> [Exercise prompt]: Extract the data exactly, missing nothing.

> [Data shown]:

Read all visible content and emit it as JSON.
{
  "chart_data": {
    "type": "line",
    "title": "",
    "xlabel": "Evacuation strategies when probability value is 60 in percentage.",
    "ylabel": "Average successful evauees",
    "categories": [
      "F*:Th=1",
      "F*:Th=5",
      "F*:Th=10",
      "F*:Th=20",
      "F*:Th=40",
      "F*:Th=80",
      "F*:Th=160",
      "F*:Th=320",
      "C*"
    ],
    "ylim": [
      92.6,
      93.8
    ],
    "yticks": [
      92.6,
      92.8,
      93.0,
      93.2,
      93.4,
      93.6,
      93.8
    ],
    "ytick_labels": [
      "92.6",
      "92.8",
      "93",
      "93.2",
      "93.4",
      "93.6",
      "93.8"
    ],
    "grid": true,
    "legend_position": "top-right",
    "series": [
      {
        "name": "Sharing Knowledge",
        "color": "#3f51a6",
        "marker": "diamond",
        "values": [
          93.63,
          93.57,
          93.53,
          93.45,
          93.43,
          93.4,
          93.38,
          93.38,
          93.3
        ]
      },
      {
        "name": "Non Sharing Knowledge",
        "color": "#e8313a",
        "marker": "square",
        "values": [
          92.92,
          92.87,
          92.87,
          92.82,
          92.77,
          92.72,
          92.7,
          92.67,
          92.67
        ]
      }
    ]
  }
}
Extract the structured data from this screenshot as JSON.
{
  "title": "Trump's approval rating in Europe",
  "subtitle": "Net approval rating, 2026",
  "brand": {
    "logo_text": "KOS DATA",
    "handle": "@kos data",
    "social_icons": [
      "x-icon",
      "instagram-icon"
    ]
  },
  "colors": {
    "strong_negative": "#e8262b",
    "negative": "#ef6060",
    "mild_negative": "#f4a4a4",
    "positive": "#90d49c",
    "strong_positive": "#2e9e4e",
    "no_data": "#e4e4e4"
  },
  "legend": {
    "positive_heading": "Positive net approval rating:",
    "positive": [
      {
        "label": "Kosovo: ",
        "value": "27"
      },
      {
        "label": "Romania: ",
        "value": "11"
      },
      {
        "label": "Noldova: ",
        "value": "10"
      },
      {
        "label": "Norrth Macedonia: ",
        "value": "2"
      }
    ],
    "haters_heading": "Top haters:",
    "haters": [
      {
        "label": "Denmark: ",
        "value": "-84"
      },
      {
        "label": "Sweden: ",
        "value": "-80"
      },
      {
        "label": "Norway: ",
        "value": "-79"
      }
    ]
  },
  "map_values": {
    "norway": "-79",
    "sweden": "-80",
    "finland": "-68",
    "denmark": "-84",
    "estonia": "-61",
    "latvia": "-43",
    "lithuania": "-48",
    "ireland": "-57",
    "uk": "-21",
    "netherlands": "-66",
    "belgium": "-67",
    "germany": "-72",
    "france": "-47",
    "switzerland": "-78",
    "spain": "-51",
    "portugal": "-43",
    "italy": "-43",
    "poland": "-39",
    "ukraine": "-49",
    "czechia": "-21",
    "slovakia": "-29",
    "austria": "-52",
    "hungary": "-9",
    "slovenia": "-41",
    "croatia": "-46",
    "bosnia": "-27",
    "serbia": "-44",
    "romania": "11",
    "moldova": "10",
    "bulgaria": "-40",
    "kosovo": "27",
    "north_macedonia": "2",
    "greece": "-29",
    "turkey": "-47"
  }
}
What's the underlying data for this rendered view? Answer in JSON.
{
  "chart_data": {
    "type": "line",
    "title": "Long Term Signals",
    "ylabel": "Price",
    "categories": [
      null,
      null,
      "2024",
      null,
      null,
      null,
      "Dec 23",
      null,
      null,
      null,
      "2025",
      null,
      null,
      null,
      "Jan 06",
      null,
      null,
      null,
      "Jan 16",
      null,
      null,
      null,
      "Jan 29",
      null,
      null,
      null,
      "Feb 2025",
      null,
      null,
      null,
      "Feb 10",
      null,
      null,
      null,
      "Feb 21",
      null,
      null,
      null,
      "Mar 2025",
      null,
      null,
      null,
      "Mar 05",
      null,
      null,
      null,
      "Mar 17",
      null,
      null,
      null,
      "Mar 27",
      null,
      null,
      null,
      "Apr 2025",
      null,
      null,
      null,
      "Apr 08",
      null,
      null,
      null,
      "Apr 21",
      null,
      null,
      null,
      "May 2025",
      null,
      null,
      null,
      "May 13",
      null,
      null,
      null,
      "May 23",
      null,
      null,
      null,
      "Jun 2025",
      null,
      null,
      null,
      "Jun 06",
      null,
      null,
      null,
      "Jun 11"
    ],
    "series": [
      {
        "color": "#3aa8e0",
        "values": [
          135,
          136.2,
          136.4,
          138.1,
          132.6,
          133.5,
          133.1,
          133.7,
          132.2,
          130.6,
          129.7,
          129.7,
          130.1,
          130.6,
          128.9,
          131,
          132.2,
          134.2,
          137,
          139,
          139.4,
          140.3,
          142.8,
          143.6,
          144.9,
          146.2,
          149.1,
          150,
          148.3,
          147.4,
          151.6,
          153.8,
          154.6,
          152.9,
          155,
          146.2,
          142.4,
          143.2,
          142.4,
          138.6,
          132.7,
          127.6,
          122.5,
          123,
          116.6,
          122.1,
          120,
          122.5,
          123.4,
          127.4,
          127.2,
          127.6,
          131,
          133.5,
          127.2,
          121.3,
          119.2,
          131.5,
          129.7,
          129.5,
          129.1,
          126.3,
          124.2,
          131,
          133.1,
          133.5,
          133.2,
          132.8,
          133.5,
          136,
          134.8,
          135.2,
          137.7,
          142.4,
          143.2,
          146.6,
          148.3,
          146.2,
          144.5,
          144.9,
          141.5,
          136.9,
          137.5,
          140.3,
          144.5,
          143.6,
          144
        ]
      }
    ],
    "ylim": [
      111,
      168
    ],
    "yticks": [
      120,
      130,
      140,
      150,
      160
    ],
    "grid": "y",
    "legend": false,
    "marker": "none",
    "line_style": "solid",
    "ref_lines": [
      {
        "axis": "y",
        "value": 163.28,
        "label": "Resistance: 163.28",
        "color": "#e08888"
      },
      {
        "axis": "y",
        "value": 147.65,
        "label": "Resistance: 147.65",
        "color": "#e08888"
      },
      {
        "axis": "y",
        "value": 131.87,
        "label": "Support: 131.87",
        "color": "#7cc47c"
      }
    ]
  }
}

> [Written response]:
Read all visible content and emit it as JSON.
{
  "chart_data": {
    "type": "line",
    "title": "",
    "xlabel": "Evacuation strategies when probability value is 60 in percentage.",
    "ylabel": "Average successful evauees",
    "categories": [
      "F*:Th=1",
      "F*:Th=5",
      "F*:Th=10",
      "F*:Th=20",
      "F*:Th=40",
      "F*:Th=80",
      "F*:Th=160",
      "F*:Th=320",
      "C*"
    ],
    "ylim": [
      92.6,
      93.8
    ],
    "yticks": [
      92.6,
      92.8,
      93.0,
      93.2,
      93.4,
      93.6,
      93.8
    ],
    "ytick_labels": [
      "92.6",
      "92.8",
      "93",
      "93.2",
      "93.4",
      "93.6",
      "93.8"
    ],
    "grid": true,
    "legend_position": "top-right",
    "series": [
      {
        "name": "Sharing Knowledge",
        "color": "#3f51a6",
        "marker": "diamond",
        "values": [
          93.63,
          93.57,
          93.53,
          93.45,
          93.43,
          93.4,
          93.38,
          93.38,
          93.3
        ]
      },
      {
        "name": "Non Sharing Knowledge",
        "color": "#e8313a",
        "marker": "square",
        "values": [
          92.92,
          92.87,
          92.87,
          92.82,
          92.77,
          92.72,
          92.7,
          92.67,
          92.67
        ]
      }
    ]
  }
}
Extract the structured data from this screenshot as JSON.
{
  "title": "Trump's approval rating in Europe",
  "subtitle": "Net approval rating, 2026",
  "brand": {
    "logo_text": "KOS DATA",
    "handle": "@kos data",
    "social_icons": [
      "x-icon",
      "instagram-icon"
    ]
  },
  "colors": {
    "strong_negative": "#e8262b",
    "negative": "#ef6060",
    "mild_negative": "#f4a4a4",
    "positive": "#90d49c",
    "strong_positive": "#2e9e4e",
    "no_data": "#e4e4e4"
  },
  "legend": {
    "positive_heading": "Positive net approval rating:",
    "positive": [
      {
        "label": "Kosovo: ",
        "value": "27"
      },
      {
        "label": "Romania: ",
        "value": "11"
      },
      {
        "label": "Noldova: ",
        "value": "10"
      },
      {
        "label": "Norrth Macedonia: ",
        "value": "2"
      }
    ],
    "haters_heading": "Top haters:",
    "haters": [
      {
        "label": "Denmark: ",
        "value": "-84"
      },
      {
        "label": "Sweden: ",
        "value": "-80"
      },
      {
        "label": "Norway: ",
        "value": "-79"
      }
    ]
  },
  "map_values": {
    "norway": "-79",
    "sweden": "-80",
    "finland": "-68",
    "denmark": "-84",
    "estonia": "-61",
    "latvia": "-43",
    "lithuania": "-48",
    "ireland": "-57",
    "uk": "-21",
    "netherlands": "-66",
    "belgium": "-67",
    "germany": "-72",
    "france": "-47",
    "switzerland": "-78",
    "spain": "-51",
    "portugal": "-43",
    "italy": "-43",
    "poland": "-39",
    "ukraine": "-49",
    "czechia": "-21",
    "slovakia": "-29",
    "austria": "-52",
    "hungary": "-9",
    "slovenia": "-41",
    "croatia": "-46",
    "bosnia": "-27",
    "serbia": "-44",
    "romania": "11",
    "moldova": "10",
    "bulgaria": "-40",
    "kosovo": "27",
    "north_macedonia": "2",
    "greece": "-29",
    "turkey": "-47"
  }
}
What's the underlying data for this rendered view? Answer in JSON.
{
  "chart_data": {
    "type": "line",
    "title": "Long Term Signals",
    "ylabel": "Price",
    "categories": [
      null,
      null,
      "2024",
      null,
      null,
      null,
      "Dec 23",
      null,
      null,
      null,
      "2025",
      null,
      null,
      null,
      "Jan 06",
      null,
      null,
      null,
      "Jan 16",
      null,
      null,
      null,
      "Jan 29",
      null,
      null,
      null,
      "Feb 2025",
      null,
      null,
      null,
      "Feb 10",
      null,
      null,
      null,
      "Feb 21",
      null,
      null,
      null,
      "Mar 2025",
      null,
      null,
      null,
      "Mar 05",
      null,
      null,
      null,
      "Mar 17",
      null,
      null,
      null,
      "Mar 27",
      null,
      null,
      null,
      "Apr 2025",
      null,
      null,
      null,
      "Apr 08",
      null,
      null,
      null,
      "Apr 21",
      null,
      null,
      null,
      "May 2025",
      null,
      null,
      null,
      "May 13",
      null,
      null,
      null,
      "May 23",
      null,
      null,
      null,
      "Jun 2025",
      null,
      null,
      null,
      "Jun 06",
      null,
      null,
      null,
      "Jun 11"
    ],
    "series": [
      {
        "color": "#3aa8e0",
        "values": [
          135,
          136.2,
          136.4,
          138.1,
          132.6,
          133.5,
          133.1,
          133.7,
          132.2,
          130.6,
          129.7,
          129.7,
          130.1,
          130.6,
          128.9,
          131,
          132.2,
          134.2,
          137,
          139,
          139.4,
          140.3,
          142.8,
          143.6,
          144.9,
          146.2,
          149.1,
          150,
          148.3,
          147.4,
          151.6,
          153.8,
          154.6,
          152.9,
          155,
          146.2,
          142.4,
          143.2,
          142.4,
          138.6,
          132.7,
          127.6,
          122.5,
          123,
          116.6,
          122.1,
          120,
          122.5,
          123.4,
          127.4,
          127.2,
          127.6,
          131,
          133.5,
          127.2,
          121.3,
          119.2,
          131.5,
          129.7,
          129.5,
          129.1,
          126.3,
          124.2,
          131,
          133.1,
          133.5,
          133.2,
          132.8,
          133.5,
          136,
          134.8,
          135.2,
          137.7,
          142.4,
          143.2,
          146.6,
          148.3,
          146.2,
          144.5,
          144.9,
          141.5,
          136.9,
          137.5,
          140.3,
          144.5,
          143.6,
          144
        ]
      }
    ],
    "ylim": [
      111,
      168
    ],
    "yticks": [
      120,
      130,
      140,
      150,
      160
    ],
    "grid": "y",
    "legend": false,
    "marker": "none",
    "line_style": "solid",
    "ref_lines": [
      {
        "axis": "y",
        "value": 163.28,
        "label": "Resistance: 163.28",
        "color": "#e08888"
      },
      {
        "axis": "y",
        "value": 147.65,
        "label": "Resistance: 147.65",
        "color": "#e08888"
      },
      {
        "axis": "y",
        "value": 131.87,
        "label": "Support: 131.87",
        "color": "#7cc47c"
      }
    ]
  }
}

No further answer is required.